→ **Dataset entries**:
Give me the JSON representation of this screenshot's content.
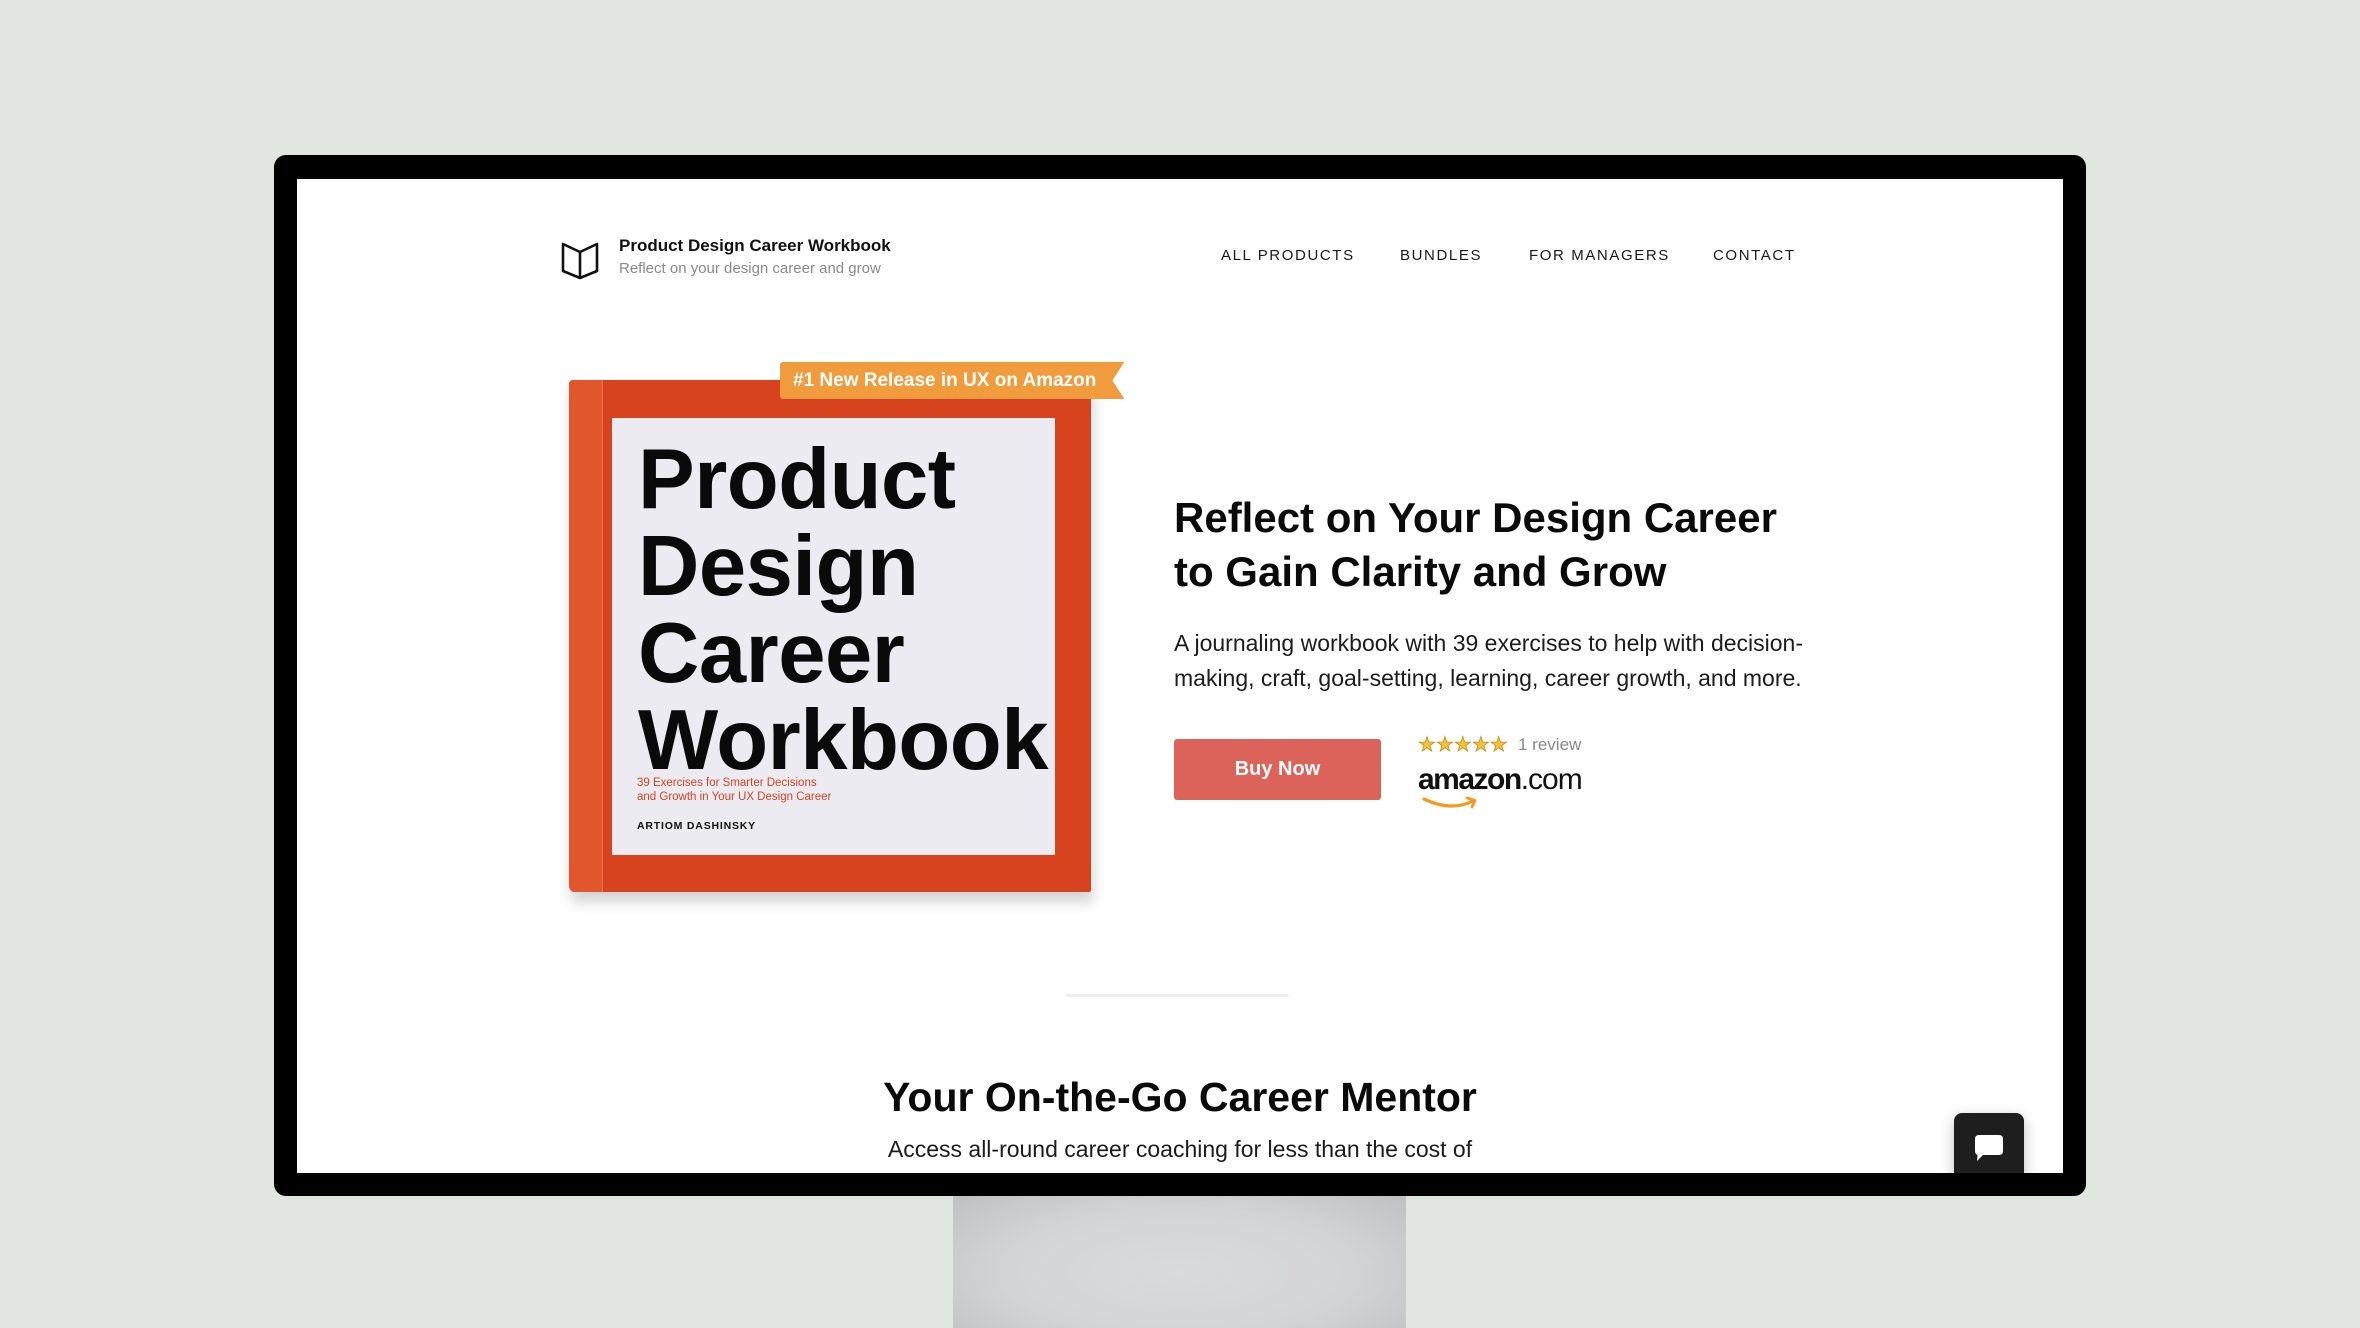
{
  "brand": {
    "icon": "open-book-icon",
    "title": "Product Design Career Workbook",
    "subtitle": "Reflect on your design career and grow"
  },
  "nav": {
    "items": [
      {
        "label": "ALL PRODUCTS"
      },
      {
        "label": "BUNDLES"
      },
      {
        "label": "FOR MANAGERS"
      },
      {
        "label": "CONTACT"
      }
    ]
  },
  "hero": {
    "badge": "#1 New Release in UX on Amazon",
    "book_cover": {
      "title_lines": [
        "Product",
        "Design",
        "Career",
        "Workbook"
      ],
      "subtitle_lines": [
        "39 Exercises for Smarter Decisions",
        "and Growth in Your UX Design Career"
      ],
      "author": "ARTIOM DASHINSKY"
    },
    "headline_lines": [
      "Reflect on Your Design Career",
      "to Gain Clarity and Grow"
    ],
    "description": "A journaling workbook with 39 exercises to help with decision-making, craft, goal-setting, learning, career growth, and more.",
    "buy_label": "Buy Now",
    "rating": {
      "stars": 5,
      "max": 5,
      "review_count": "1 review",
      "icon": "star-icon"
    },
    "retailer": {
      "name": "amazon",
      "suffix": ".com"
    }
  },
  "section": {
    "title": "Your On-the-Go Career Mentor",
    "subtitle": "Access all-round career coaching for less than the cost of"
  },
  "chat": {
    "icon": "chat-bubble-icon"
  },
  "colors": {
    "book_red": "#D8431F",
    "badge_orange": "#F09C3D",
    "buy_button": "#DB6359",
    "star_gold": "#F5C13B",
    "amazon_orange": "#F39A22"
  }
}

→ **Task requirements**: Word for word, quote the full listing, omitting every picture.

→ **Worked solution**:
Give me the JSON representation of this screenshot's content.
{
  "brand": {
    "icon": "open-book-icon",
    "title": "Product Design Career Workbook",
    "subtitle": "Reflect on your design career and grow"
  },
  "nav": {
    "items": [
      {
        "label": "ALL PRODUCTS"
      },
      {
        "label": "BUNDLES"
      },
      {
        "label": "FOR MANAGERS"
      },
      {
        "label": "CONTACT"
      }
    ]
  },
  "hero": {
    "badge": "#1 New Release in UX on Amazon",
    "book_cover": {
      "title_lines": [
        "Product",
        "Design",
        "Career",
        "Workbook"
      ],
      "subtitle_lines": [
        "39 Exercises for Smarter Decisions",
        "and Growth in Your UX Design Career"
      ],
      "author": "ARTIOM DASHINSKY"
    },
    "headline_lines": [
      "Reflect on Your Design Career",
      "to Gain Clarity and Grow"
    ],
    "description": "A journaling workbook with 39 exercises to help with decision-making, craft, goal-setting, learning, career growth, and more.",
    "buy_label": "Buy Now",
    "rating": {
      "stars": 5,
      "max": 5,
      "review_count": "1 review",
      "icon": "star-icon"
    },
    "retailer": {
      "name": "amazon",
      "suffix": ".com"
    }
  },
  "section": {
    "title": "Your On-the-Go Career Mentor",
    "subtitle": "Access all-round career coaching for less than the cost of"
  },
  "chat": {
    "icon": "chat-bubble-icon"
  },
  "colors": {
    "book_red": "#D8431F",
    "badge_orange": "#F09C3D",
    "buy_button": "#DB6359",
    "star_gold": "#F5C13B",
    "amazon_orange": "#F39A22"
  }
}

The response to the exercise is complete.